__Task brief__.
Every entry that follows should be reproduced exactly.

==== Data section

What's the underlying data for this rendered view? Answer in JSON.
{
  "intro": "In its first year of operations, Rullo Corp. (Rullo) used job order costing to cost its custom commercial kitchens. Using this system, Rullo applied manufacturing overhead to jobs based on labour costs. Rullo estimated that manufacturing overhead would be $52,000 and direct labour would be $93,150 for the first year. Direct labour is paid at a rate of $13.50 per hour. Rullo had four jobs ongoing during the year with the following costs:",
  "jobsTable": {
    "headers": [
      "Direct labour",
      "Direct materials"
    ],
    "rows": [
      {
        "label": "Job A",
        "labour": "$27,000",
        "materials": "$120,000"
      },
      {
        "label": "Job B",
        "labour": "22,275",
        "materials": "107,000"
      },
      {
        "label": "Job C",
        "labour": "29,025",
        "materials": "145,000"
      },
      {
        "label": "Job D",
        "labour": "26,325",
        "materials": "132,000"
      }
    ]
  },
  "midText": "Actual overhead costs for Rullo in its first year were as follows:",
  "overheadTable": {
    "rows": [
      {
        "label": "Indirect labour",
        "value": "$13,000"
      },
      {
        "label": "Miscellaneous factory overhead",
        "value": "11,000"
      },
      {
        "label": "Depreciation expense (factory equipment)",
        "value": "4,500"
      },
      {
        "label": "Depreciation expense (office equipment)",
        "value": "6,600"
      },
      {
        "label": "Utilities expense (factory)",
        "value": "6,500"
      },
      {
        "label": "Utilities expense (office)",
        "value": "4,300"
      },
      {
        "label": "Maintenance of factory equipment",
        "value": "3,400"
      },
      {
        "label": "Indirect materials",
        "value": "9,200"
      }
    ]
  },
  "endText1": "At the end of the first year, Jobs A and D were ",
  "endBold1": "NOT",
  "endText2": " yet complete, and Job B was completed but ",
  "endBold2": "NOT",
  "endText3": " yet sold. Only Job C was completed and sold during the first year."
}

========

__Response to this exercise__.
What's the underlying data for this rendered view? Answer in JSON.
{
  "intro": "In its first year of operations, Rullo Corp. (Rullo) used job order costing to cost its custom commercial kitchens. Using this system, Rullo applied manufacturing overhead to jobs based on labour costs. Rullo estimated that manufacturing overhead would be $52,000 and direct labour would be $93,150 for the first year. Direct labour is paid at a rate of $13.50 per hour. Rullo had four jobs ongoing during the year with the following costs:",
  "jobsTable": {
    "headers": [
      "Direct labour",
      "Direct materials"
    ],
    "rows": [
      {
        "label": "Job A",
        "labour": "$27,000",
        "materials": "$120,000"
      },
      {
        "label": "Job B",
        "labour": "22,275",
        "materials": "107,000"
      },
      {
        "label": "Job C",
        "labour": "29,025",
        "materials": "145,000"
      },
      {
        "label": "Job D",
        "labour": "26,325",
        "materials": "132,000"
      }
    ]
  },
  "midText": "Actual overhead costs for Rullo in its first year were as follows:",
  "overheadTable": {
    "rows": [
      {
        "label": "Indirect labour",
        "value": "$13,000"
      },
      {
        "label": "Miscellaneous factory overhead",
        "value": "11,000"
      },
      {
        "label": "Depreciation expense (factory equipment)",
        "value": "4,500"
      },
      {
        "label": "Depreciation expense (office equipment)",
        "value": "6,600"
      },
      {
        "label": "Utilities expense (factory)",
        "value": "6,500"
      },
      {
        "label": "Utilities expense (office)",
        "value": "4,300"
      },
      {
        "label": "Maintenance of factory equipment",
        "value": "3,400"
      },
      {
        "label": "Indirect materials",
        "value": "9,200"
      }
    ]
  },
  "endText1": "At the end of the first year, Jobs A and D were ",
  "endBold1": "NOT",
  "endText2": " yet complete, and Job B was completed but ",
  "endBold2": "NOT",
  "endText3": " yet sold. Only Job C was completed and sold during the first year."
}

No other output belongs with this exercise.